Report each line of the data that includes the word "JSON".

Stored items —
++++++
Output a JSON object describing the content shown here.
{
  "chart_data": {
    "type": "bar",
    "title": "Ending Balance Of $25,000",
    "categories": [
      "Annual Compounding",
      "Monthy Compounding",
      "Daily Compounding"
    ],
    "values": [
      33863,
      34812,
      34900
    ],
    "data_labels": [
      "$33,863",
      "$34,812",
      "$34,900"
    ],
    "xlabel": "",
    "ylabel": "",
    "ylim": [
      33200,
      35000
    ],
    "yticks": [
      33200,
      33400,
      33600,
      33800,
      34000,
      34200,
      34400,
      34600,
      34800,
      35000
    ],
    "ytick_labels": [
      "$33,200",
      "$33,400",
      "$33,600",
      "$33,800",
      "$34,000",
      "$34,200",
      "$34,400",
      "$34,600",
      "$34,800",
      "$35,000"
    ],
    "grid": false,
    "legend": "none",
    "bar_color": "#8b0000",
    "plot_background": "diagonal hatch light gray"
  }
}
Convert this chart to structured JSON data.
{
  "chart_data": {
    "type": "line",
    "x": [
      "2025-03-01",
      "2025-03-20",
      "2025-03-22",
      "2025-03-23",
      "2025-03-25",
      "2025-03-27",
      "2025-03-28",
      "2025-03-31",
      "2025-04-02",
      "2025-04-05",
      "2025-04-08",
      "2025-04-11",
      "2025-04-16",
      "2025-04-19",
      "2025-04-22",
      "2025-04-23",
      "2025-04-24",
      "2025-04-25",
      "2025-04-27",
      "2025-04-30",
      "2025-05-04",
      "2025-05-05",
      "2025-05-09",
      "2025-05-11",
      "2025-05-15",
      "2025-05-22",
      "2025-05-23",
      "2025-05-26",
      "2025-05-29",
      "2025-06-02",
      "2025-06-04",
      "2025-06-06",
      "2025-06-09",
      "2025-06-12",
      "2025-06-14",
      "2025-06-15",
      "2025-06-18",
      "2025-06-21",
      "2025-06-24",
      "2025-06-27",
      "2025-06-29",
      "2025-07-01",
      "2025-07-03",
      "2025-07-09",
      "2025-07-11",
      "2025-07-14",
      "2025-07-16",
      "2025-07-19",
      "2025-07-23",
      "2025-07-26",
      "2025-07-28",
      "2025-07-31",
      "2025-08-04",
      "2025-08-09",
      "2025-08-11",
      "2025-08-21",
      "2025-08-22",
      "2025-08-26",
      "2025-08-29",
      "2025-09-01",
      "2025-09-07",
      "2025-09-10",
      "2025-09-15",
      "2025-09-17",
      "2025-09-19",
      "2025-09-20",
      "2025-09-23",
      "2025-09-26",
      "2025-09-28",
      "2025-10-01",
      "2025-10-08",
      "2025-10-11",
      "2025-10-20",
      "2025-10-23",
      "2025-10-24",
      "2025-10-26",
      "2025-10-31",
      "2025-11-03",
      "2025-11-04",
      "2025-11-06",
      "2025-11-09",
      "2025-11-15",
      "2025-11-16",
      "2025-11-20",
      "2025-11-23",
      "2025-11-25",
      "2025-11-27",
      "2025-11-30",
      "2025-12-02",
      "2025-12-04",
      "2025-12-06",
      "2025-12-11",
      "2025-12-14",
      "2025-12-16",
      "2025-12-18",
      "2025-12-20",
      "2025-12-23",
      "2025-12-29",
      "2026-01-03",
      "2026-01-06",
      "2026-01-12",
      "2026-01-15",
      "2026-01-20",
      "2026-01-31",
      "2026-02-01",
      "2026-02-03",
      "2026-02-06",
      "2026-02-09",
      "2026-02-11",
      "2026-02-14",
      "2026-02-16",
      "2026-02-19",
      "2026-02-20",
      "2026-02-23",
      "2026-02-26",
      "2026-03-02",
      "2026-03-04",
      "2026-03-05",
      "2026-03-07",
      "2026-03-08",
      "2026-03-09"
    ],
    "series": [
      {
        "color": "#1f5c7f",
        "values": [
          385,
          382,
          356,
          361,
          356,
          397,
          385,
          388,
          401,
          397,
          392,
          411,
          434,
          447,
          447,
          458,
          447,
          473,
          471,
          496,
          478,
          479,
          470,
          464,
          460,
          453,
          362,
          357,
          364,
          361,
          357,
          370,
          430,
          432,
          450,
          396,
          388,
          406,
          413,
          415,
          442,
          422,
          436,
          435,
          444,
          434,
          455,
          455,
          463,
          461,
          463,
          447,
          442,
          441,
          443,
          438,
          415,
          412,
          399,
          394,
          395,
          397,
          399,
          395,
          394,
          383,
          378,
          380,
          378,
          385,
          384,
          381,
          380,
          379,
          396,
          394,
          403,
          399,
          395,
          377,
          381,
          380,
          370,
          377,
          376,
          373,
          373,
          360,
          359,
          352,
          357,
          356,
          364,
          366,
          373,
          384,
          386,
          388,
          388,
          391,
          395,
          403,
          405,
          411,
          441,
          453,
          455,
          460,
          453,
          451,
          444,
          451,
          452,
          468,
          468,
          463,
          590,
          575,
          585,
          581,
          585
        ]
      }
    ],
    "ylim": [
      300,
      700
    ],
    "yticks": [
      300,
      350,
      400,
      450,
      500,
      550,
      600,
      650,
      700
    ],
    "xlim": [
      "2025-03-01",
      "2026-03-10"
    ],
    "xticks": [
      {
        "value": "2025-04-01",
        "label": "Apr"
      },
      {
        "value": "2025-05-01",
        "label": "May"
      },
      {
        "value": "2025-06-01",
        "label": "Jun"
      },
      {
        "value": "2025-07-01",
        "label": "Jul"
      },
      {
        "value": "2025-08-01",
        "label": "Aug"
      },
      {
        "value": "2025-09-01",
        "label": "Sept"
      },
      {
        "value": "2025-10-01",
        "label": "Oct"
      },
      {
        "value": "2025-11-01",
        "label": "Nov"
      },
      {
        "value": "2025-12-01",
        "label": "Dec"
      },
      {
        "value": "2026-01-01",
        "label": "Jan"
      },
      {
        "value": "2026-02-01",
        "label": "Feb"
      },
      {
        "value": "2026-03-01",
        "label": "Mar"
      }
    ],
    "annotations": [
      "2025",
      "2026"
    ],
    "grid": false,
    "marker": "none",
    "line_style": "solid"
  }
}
++++++
Solution for this problem —
Output a JSON object describing the content shown here.
Convert this chart to structured JSON data.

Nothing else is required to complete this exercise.